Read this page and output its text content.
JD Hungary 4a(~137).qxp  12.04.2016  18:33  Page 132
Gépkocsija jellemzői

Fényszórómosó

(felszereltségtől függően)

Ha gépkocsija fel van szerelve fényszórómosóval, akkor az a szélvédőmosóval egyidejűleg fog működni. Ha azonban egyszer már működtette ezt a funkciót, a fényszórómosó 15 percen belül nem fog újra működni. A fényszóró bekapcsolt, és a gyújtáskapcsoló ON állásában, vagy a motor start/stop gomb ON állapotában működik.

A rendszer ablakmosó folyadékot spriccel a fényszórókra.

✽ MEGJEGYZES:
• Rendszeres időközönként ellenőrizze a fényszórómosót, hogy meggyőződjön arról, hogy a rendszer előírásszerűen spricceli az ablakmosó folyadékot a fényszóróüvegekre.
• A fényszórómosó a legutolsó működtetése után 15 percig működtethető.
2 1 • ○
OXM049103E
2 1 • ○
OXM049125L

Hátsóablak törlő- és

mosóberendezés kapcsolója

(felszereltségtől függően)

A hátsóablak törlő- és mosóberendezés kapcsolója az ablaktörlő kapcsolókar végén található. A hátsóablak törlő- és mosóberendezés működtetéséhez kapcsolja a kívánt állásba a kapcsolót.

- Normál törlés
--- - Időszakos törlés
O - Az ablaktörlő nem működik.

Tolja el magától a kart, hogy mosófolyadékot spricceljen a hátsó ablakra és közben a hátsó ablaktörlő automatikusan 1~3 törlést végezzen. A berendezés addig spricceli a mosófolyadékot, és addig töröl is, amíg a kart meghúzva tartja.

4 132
* * *
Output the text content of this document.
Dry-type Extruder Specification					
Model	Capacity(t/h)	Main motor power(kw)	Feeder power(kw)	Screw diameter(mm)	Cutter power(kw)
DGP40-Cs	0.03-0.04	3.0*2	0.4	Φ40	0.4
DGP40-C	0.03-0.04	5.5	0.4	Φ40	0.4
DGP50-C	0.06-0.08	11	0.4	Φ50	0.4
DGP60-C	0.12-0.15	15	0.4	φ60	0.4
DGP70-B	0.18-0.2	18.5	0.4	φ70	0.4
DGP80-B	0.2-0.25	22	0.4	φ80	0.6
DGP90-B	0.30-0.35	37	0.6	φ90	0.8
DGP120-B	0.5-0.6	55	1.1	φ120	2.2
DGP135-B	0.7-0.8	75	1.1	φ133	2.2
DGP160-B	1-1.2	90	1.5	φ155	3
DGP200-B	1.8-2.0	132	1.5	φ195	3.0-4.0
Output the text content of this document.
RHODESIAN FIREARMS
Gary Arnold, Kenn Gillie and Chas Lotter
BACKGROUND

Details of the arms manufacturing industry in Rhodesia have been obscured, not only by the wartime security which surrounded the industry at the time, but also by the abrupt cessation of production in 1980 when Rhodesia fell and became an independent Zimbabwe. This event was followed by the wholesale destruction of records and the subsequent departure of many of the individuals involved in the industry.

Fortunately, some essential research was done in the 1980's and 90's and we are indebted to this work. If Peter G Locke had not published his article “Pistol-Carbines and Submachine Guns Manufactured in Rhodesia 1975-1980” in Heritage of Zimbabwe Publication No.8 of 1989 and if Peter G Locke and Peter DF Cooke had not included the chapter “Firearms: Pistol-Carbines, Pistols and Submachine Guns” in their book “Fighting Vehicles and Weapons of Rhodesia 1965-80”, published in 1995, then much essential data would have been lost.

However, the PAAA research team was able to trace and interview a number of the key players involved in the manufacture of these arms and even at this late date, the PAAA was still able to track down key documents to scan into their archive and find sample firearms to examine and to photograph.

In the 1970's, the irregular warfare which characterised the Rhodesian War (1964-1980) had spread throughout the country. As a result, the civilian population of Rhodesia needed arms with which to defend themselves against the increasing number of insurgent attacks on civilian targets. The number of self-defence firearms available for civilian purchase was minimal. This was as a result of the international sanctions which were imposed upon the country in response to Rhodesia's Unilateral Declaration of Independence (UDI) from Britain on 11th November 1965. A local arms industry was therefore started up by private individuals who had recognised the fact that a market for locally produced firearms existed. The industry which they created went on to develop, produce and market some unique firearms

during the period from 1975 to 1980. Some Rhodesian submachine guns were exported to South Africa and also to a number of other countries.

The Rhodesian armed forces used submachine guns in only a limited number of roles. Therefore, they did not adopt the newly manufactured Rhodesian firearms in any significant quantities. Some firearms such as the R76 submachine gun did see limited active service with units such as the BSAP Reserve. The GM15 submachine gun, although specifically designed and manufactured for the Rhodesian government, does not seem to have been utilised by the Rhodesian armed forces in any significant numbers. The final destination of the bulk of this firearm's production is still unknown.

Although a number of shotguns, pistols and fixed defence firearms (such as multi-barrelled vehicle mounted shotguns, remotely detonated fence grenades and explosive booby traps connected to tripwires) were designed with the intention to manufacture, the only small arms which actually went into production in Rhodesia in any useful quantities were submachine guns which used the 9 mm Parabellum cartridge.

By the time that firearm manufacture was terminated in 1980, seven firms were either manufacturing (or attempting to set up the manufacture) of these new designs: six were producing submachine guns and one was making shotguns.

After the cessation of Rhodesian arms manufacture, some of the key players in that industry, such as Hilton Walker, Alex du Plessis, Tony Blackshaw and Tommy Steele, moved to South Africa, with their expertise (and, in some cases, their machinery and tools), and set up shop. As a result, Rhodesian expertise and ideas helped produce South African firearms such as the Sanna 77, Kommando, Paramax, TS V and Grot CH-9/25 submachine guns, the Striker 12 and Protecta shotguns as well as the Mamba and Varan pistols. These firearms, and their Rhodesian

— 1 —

Stated problem: For each line in the data above that contains the string "ablaktörlő", extract the line.

Written reply:
A hátsóablak törlő- és mosóberendezés kapcsolója az ablaktörlő kapcsolókar végén található. A hátsóablak törlő- és mosóberendezés működtetéséhez kapcsolja a kívánt állásba a kapcsolót.
O - Az ablaktörlő nem működik.
Tolja el magától a kart, hogy mosófolyadékot spricceljen a hátsó ablakra és közben a hátsó ablaktörlő automatikusan 1~3 törlést végezzen. A berendezés addig spricceli a mosófolyadékot, és addig töröl is, amíg a kart meghúzva tartja.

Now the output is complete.